Goal: Tally the lines of the records below that contain the string "Leroy", and give only the number.

Records held in a dataset:

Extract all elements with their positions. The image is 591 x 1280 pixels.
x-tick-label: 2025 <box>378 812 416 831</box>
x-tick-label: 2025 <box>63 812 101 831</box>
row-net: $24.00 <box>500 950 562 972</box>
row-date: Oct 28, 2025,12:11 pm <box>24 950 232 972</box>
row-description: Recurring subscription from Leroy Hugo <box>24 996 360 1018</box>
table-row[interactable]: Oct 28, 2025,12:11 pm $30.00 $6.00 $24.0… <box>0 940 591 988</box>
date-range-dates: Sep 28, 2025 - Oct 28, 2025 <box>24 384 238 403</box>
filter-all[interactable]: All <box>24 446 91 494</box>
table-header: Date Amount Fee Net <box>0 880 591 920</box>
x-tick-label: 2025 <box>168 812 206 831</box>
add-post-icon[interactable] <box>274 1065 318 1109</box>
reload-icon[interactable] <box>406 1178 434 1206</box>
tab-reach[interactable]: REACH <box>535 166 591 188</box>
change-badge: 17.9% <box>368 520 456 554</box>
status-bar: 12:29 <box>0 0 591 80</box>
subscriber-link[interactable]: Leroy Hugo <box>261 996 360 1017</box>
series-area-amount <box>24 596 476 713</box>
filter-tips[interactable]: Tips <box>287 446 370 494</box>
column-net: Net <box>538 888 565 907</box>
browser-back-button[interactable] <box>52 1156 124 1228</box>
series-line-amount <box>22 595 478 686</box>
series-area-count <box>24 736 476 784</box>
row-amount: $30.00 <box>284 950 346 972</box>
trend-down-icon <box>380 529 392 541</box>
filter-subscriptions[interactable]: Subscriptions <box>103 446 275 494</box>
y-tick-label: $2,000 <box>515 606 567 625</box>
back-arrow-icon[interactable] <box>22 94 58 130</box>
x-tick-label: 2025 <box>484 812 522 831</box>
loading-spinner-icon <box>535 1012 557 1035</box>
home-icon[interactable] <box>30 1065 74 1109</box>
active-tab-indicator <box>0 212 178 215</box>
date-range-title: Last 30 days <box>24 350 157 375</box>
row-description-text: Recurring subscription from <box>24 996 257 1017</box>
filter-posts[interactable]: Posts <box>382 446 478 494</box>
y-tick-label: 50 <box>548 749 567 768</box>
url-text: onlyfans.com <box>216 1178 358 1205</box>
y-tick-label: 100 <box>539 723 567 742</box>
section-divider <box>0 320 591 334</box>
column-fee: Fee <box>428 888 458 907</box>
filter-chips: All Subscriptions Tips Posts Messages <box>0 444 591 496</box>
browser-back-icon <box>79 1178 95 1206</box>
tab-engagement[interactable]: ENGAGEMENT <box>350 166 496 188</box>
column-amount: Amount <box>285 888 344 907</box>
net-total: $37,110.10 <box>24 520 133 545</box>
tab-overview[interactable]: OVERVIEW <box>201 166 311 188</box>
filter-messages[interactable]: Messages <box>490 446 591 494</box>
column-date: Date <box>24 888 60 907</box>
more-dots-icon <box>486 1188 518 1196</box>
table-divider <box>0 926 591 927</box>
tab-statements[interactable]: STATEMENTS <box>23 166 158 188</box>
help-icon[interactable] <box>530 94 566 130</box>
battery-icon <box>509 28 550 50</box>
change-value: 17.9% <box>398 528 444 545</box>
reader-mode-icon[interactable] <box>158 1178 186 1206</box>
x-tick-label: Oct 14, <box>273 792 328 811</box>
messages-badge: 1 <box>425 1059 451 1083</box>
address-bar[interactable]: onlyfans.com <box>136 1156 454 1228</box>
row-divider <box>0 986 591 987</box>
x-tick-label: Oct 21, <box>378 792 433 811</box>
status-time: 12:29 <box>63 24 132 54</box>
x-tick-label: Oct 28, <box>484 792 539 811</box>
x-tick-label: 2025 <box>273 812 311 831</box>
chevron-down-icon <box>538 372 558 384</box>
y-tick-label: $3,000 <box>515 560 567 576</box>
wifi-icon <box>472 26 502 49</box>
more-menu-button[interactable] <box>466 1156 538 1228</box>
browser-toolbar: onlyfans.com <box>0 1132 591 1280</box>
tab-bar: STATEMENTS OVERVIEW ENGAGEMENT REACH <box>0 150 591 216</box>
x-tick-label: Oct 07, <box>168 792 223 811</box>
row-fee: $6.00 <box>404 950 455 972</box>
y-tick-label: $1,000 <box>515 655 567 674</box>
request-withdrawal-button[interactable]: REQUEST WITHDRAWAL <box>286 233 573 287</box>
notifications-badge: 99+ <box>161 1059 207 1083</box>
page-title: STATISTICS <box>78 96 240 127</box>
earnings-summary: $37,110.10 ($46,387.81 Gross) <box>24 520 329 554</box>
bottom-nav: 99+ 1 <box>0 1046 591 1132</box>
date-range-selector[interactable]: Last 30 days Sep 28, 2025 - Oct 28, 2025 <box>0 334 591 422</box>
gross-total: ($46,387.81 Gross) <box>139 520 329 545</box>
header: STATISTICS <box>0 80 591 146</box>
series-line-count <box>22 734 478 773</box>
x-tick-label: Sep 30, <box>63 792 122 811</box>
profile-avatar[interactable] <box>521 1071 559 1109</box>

Exercise result: 2